## Structured figure records
= = =

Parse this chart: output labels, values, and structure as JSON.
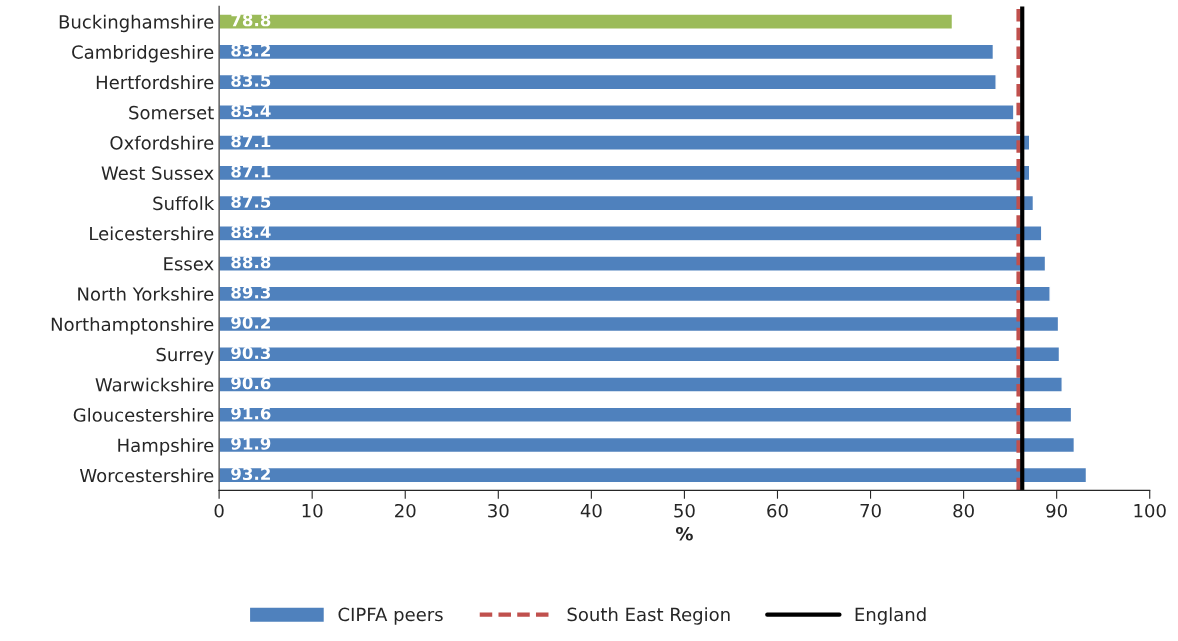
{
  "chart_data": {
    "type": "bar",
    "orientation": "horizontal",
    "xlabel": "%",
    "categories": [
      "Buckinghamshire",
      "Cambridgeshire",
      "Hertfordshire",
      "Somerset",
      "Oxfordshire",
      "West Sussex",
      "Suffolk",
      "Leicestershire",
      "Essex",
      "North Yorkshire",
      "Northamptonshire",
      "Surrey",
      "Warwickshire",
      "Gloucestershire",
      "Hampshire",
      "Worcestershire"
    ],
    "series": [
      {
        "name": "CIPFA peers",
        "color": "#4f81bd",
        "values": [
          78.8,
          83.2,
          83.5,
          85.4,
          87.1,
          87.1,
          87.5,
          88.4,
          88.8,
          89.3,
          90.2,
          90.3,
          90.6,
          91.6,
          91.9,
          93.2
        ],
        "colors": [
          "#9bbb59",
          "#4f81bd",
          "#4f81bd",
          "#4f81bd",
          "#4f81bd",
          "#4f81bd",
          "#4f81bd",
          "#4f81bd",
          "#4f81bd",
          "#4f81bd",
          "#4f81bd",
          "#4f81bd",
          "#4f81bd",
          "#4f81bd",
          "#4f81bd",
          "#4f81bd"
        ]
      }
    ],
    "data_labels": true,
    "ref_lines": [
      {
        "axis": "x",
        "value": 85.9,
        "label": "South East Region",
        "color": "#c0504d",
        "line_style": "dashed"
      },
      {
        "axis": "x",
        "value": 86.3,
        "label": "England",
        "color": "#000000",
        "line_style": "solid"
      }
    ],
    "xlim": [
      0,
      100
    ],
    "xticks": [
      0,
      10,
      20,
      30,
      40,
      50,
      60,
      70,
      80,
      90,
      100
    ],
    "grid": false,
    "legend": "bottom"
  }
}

= = =

## Direction
Copy all lines in the listing above where the string "values" appears.

## Result of the task
Parse this chart: output labels, values, and structure as JSON.
        "values": [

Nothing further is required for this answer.